* Start RECORDS SUPPLIED *
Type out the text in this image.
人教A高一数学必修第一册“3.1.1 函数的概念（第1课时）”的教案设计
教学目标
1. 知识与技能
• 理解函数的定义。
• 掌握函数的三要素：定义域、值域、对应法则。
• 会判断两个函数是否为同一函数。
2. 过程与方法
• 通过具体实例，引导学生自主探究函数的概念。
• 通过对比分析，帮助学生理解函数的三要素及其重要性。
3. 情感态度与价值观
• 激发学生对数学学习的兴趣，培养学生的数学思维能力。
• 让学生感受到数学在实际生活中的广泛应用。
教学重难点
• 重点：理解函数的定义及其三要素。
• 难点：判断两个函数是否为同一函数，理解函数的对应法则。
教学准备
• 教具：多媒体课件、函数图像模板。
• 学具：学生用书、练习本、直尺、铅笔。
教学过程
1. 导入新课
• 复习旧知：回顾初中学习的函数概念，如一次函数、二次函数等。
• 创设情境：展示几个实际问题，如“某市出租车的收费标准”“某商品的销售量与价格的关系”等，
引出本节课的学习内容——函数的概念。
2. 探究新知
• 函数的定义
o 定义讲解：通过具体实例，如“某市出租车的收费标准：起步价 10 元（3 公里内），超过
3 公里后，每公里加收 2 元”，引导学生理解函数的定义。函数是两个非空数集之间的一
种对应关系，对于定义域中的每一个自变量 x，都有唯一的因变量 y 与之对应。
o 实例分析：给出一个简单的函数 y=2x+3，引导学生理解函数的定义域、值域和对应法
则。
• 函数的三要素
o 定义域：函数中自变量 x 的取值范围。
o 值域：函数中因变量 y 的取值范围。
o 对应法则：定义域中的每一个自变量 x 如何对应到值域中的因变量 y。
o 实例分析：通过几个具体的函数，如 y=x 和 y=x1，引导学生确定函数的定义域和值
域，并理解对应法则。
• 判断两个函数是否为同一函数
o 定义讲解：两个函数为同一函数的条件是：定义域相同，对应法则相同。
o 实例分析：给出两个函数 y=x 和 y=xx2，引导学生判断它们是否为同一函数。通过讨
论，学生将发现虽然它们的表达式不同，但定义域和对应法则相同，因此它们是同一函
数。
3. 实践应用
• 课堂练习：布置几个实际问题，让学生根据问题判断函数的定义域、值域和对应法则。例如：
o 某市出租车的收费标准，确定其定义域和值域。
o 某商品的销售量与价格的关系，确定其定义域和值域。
* End RECORDS SUPPLIED *
THE PROBLEM:
Quote each line of the data above exactly as written.

FULL RESPONSE:
Type out the text in this image.
人教A高一数学必修第一册“3.1.1 函数的概念（第1课时）”的教案设计
教学目标
1. 知识与技能
• 理解函数的定义。
• 掌握函数的三要素：定义域、值域、对应法则。
• 会判断两个函数是否为同一函数。
2. 过程与方法
• 通过具体实例，引导学生自主探究函数的概念。
• 通过对比分析，帮助学生理解函数的三要素及其重要性。
3. 情感态度与价值观
• 激发学生对数学学习的兴趣，培养学生的数学思维能力。
• 让学生感受到数学在实际生活中的广泛应用。
教学重难点
• 重点：理解函数的定义及其三要素。
• 难点：判断两个函数是否为同一函数，理解函数的对应法则。
教学准备
• 教具：多媒体课件、函数图像模板。
• 学具：学生用书、练习本、直尺、铅笔。
教学过程
1. 导入新课
• 复习旧知：回顾初中学习的函数概念，如一次函数、二次函数等。
• 创设情境：展示几个实际问题，如“某市出租车的收费标准”“某商品的销售量与价格的关系”等，
引出本节课的学习内容——函数的概念。
2. 探究新知
• 函数的定义
o 定义讲解：通过具体实例，如“某市出租车的收费标准：起步价 10 元（3 公里内），超过
3 公里后，每公里加收 2 元”，引导学生理解函数的定义。函数是两个非空数集之间的一
种对应关系，对于定义域中的每一个自变量 x，都有唯一的因变量 y 与之对应。
o 实例分析：给出一个简单的函数 y=2x+3，引导学生理解函数的定义域、值域和对应法
则。
• 函数的三要素
o 定义域：函数中自变量 x 的取值范围。
o 值域：函数中因变量 y 的取值范围。
o 对应法则：定义域中的每一个自变量 x 如何对应到值域中的因变量 y。
o 实例分析：通过几个具体的函数，如 y=x 和 y=x1，引导学生确定函数的定义域和值
域，并理解对应法则。
• 判断两个函数是否为同一函数
o 定义讲解：两个函数为同一函数的条件是：定义域相同，对应法则相同。
o 实例分析：给出两个函数 y=x 和 y=xx2，引导学生判断它们是否为同一函数。通过讨
论，学生将发现虽然它们的表达式不同，但定义域和对应法则相同，因此它们是同一函
数。
3. 实践应用
• 课堂练习：布置几个实际问题，让学生根据问题判断函数的定义域、值域和对应法则。例如：
o 某市出租车的收费标准，确定其定义域和值域。
o 某商品的销售量与价格的关系，确定其定义域和值域。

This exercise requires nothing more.